*Exercise brief*
Wherever the word "plastic" appears in a line, extract that line.
---------- Extracted information
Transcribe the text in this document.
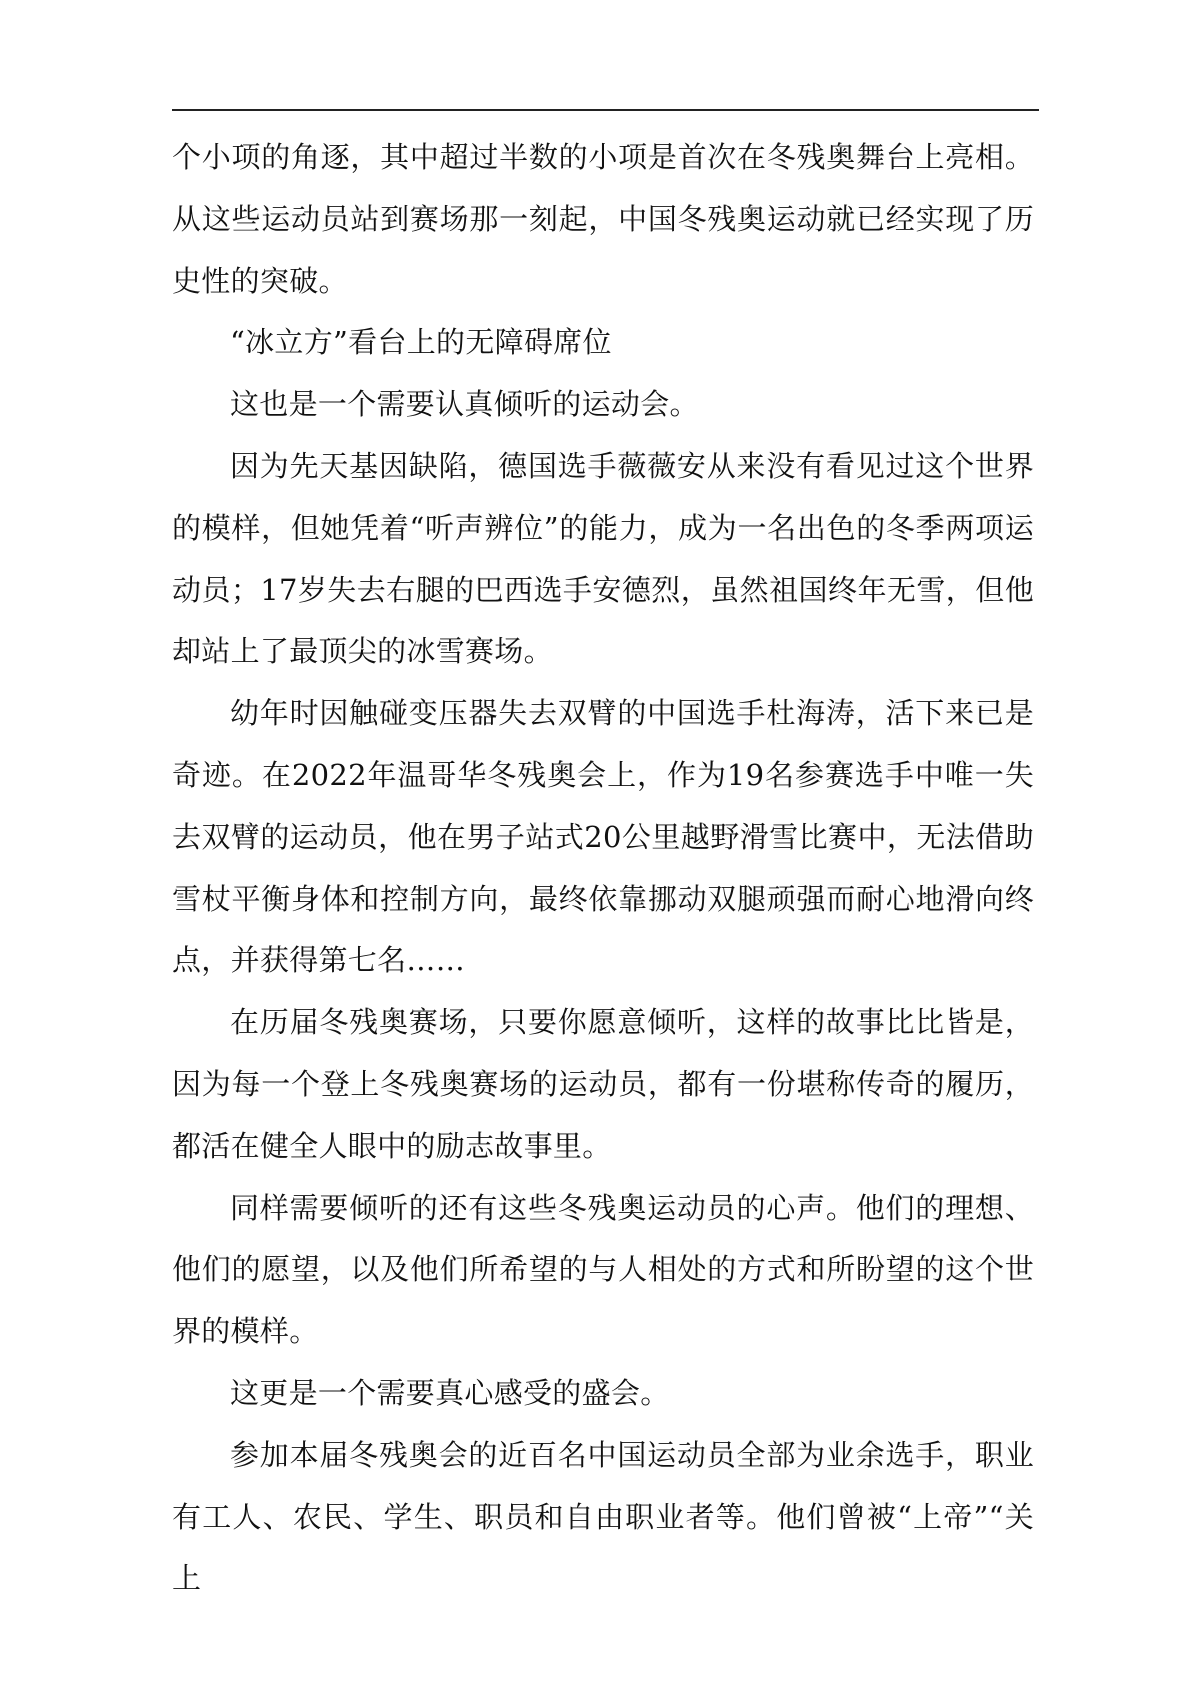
个小项的角逐，其中超过半数的小项是首次在冬残奥舞台上亮相。从这些运动员站到赛场那一刻起，中国冬残奥运动就已经实现了历史性的突破。

“冰立方”看台上的无障碍席位

这也是一个需要认真倾听的运动会。

因为先天基因缺陷，德国选手薇薇安从来没有看见过这个世界的模样，但她凭着“听声辨位”的能力，成为一名出色的冬季两项运动员；17岁失去右腿的巴西选手安德烈，虽然祖国终年无雪，但他却站上了最顶尖的冰雪赛场。

幼年时因触碰变压器失去双臂的中国选手杜海涛，活下来已是奇迹。在2022年温哥华冬残奥会上，作为19名参赛选手中唯一失去双臂的运动员，他在男子站式20公里越野滑雪比赛中，无法借助雪杖平衡身体和控制方向，最终依靠挪动双腿顽强而耐心地滑向终点，并获得第七名……

在历届冬残奥赛场，只要你愿意倾听，这样的故事比比皆是，因为每一个登上冬残奥赛场的运动员，都有一份堪称传奇的履历，都活在健全人眼中的励志故事里。

同样需要倾听的还有这些冬残奥运动员的心声。他们的理想、他们的愿望，以及他们所希望的与人相处的方式和所盼望的这个世界的模样。

这更是一个需要真心感受的盛会。

参加本届冬残奥会的近百名中国运动员全部为业余选手，职业有工人、农民、学生、职员和自由职业者等。他们曾被“上帝”“关上
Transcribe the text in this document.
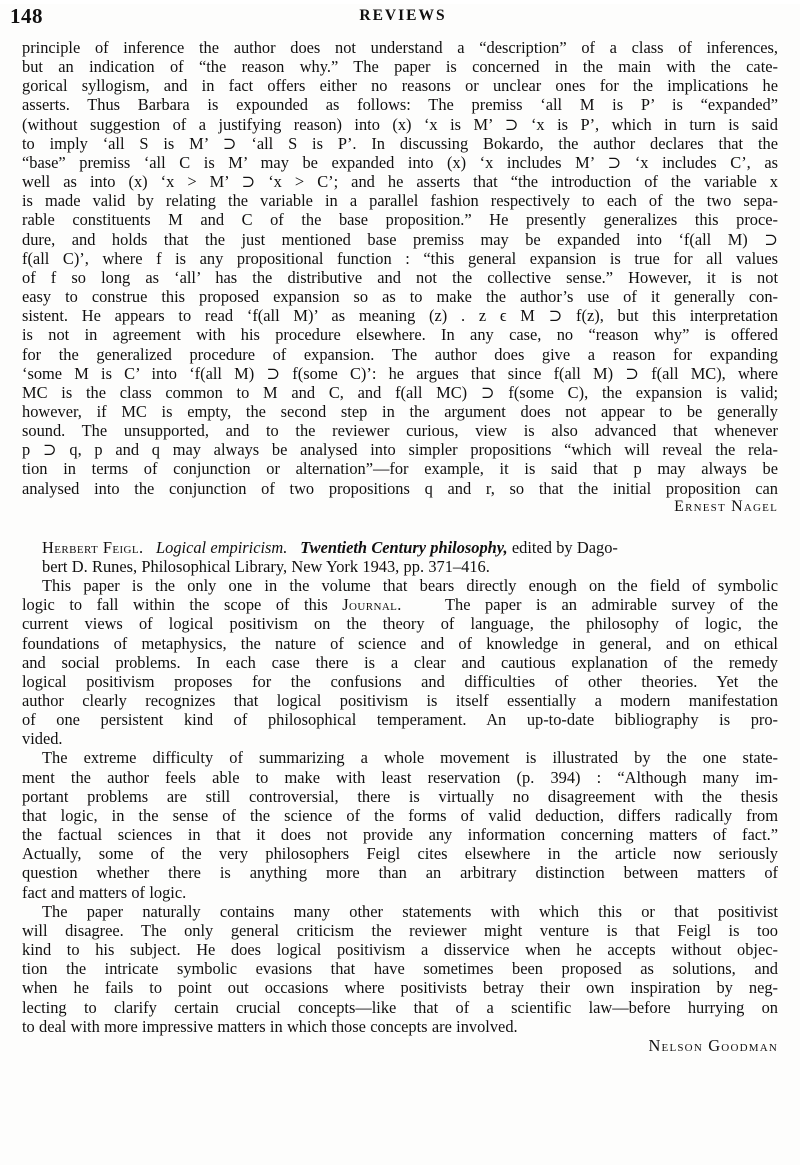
148	REVIEWS

principle of inference the author does not understand a “description” of a class of inferences,
but an indication of “the reason why.” The paper is concerned in the main with the cate-
gorical syllogism, and in fact offers either no reasons or unclear ones for the implications he
asserts. Thus Barbara is expounded as follows: The premiss ‘all M is P’ is “expanded”
(without suggestion of a justifying reason) into (x) ‘x is M’ ⊃ ‘x is P’, which in turn is said
to imply ‘all S is M’ ⊃ ‘all S is P’. In discussing Bokardo, the author declares that the
“base” premiss ‘all C is M’ may be expanded into (x) ‘x includes M’ ⊃ ‘x includes C’, as
well as into (x) ‘x > M’ ⊃ ‘x > C’; and he asserts that “the introduction of the variable x
is made valid by relating the variable in a parallel fashion respectively to each of the two sepa-
rable constituents M and C of the base proposition.” He presently generalizes this proce-
dure, and holds that the just mentioned base premiss may be expanded into ‘f(all M) ⊃
f(all C)’, where f is any propositional function : “this general expansion is true for all values
of f so long as ‘all’ has the distributive and not the collective sense.” However, it is not
easy to construe this proposed expansion so as to make the author’s use of it generally con-
sistent. He appears to read ‘f(all M)’ as meaning (z) . z ϵ M ⊃ f(z), but this interpretation
is not in agreement with his procedure elsewhere. In any case, no “reason why” is offered
for the generalized procedure of expansion. The author does give a reason for expanding
‘some M is C’ into ‘f(all M) ⊃ f(some C)’: he argues that since f(all M) ⊃ f(all MC), where
MC is the class common to M and C, and f(all MC) ⊃ f(some C), the expansion is valid;
however, if MC is empty, the second step in the argument does not appear to be generally
sound. The unsupported, and to the reviewer curious, view is also advanced that whenever
p ⊃ q, p and q may always be analysed into simpler propositions “which will reveal the rela-
tion in terms of conjunction or alternation”—for example, it is said that p may always be
analysed into the conjunction of two propositions q and r, so that the initial proposition can

Ernest Nagel

Herbert Feigl. Logical empiricism. Twentieth Century philosophy, edited by Dago-
bert D. Runes, Philosophical Library, New York 1943, pp. 371–416.

This paper is the only one in the volume that bears directly enough on the field of symbolic
logic to fall within the scope of this Journal.   The paper is an admirable survey of the
current views of logical positivism on the theory of language, the philosophy of logic, the
foundations of metaphysics, the nature of science and of knowledge in general, and on ethical
and social problems. In each case there is a clear and cautious explanation of the remedy
logical positivism proposes for the confusions and difficulties of other theories. Yet the
author clearly recognizes that logical positivism is itself essentially a modern manifestation
of one persistent kind of philosophical temperament. An up-to-date bibliography is pro-
vided.

The extreme difficulty of summarizing a whole movement is illustrated by the one state-
ment the author feels able to make with least reservation (p. 394) : “Although many im-
portant problems are still controversial, there is virtually no disagreement with the thesis
that logic, in the sense of the science of the forms of valid deduction, differs radically from
the factual sciences in that it does not provide any information concerning matters of fact.”
Actually, some of the very philosophers Feigl cites elsewhere in the article now seriously
question whether there is anything more than an arbitrary distinction between matters of
fact and matters of logic.

The paper naturally contains many other statements with which this or that positivist
will disagree. The only general criticism the reviewer might venture is that Feigl is too
kind to his subject. He does logical positivism a disservice when he accepts without objec-
tion the intricate symbolic evasions that have sometimes been proposed as solutions, and
when he fails to point out occasions where positivists betray their own inspiration by neg-
lecting to clarify certain crucial concepts—like that of a scientific law—before hurrying on
to deal with more impressive matters in which those concepts are involved.

Nelson Goodman
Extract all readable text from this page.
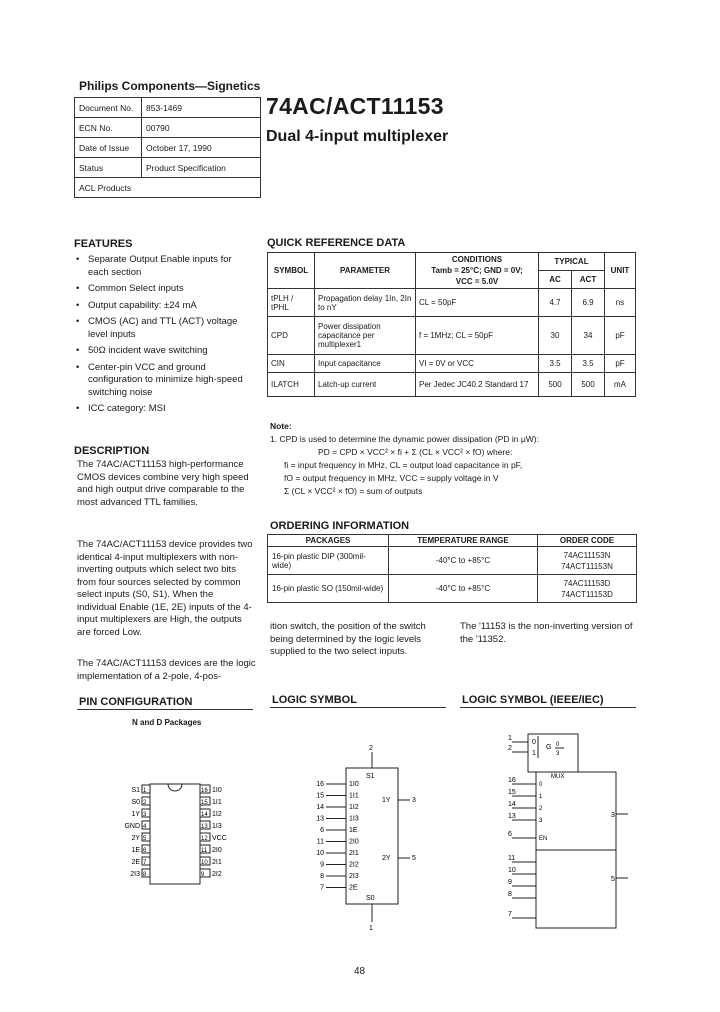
Philips Components—Signetics
74AC/ACT11153
Dual 4-input multiplexer
Document No.	853-1469
ECN No.	00790
Date of Issue	October 17, 1990
Status	Product Specification
ACL Products	
FEATURES
• Separate Output Enable inputs for each section
• Common Select inputs
• Output capability: ±24 mA
• CMOS (AC) and TTL (ACT) voltage level inputs
• 50Ω incident wave switching
• Center-pin VCC and ground configuration to minimize high-speed switching noise
• ICC category: MSI
DESCRIPTION
The 74AC/ACT11153 high-performance CMOS devices combine very high speed and high output drive comparable to the most advanced TTL families.
The 74AC/ACT11153 device provides two identical 4-input multiplexers with non-inverting outputs which select two bits from four sources selected by common select inputs (S0, S1). When the individual Enable (1E, 2E) inputs of the 4-input multiplexers are High, the outputs are forced Low.
The 74AC/ACT11153 devices are the logic implementation of a 2-pole, 4-pos-
ition switch, the position of the switch being determined by the logic levels supplied to the two select inputs.
The '11153 is the non-inverting version of the '11352.
QUICK REFERENCE DATA
SYMBOL	PARAMETER	CONDITIONS
Tamb = 25°C; GND = 0V;
VCC = 5.0V	TYPICAL		UNIT
			AC	ACT	
tPLH / tPHL	Propagation delay 1In, 2In to nY	CL = 50pF	4.7	6.9	ns
CPD	Power dissipation capacitance per multiplexer1	f = 1MHz; CL = 50pF	30	34	pF
CIN	Input capacitance	VI = 0V or VCC	3.5	3.5	pF
ILATCH	Latch-up current	Per Jedec JC40.2 Standard 17	500	500	mA
Note:
1. CPD is used to determine the dynamic power dissipation (PD in μW):
PD = CPD × VCC² × fi + Σ (CL × VCC² × fO) where:
fi = input frequency in MHz, CL = output load capacitance in pF,
fO = output frequency in MHz, VCC = supply voltage in V
Σ (CL × VCC² × fO) = sum of outputs
ORDERING INFORMATION
PACKAGES	TEMPERATURE RANGE	ORDER CODE
16-pin plastic DIP (300mil-wide)	-40°C to +85°C	74AC11153N
74ACT11153N

16-pin plastic SO (150mil-wide)	-40°C to +85°C	74AC11153D
74ACT11153D
PIN CONFIGURATION
N and D Packages
1
S1
2
S0
3
1Y
4
GND
5
2Y
6
1E
7
2E
8
2I3
16 1I0
15 1I1
14 1I2
13 1I3
12 VCC
11 2I0
10 2I1
9 2I2
LOGIC SYMBOL
2
S1
S0
1
16	1I0
15	1I1
14	1I2
13	1I3
6	1E
11	2I0
10	2I1
9	2I2
8	2I3
7	2E
1Y	3
2Y	5
LOGIC SYMBOL (IEEE/IEC)
1
2
0
1
G 0
3
MUX
16
0
15
1
14
2
13
3
6
EN
11
10
9
8
7
3
5
48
--------------------
*Problem solution*
16-pin plastic DIP (300mil-wide)	-40°C to +85°C	74AC11153N
16-pin plastic SO (150mil-wide)	-40°C to +85°C	74AC11153D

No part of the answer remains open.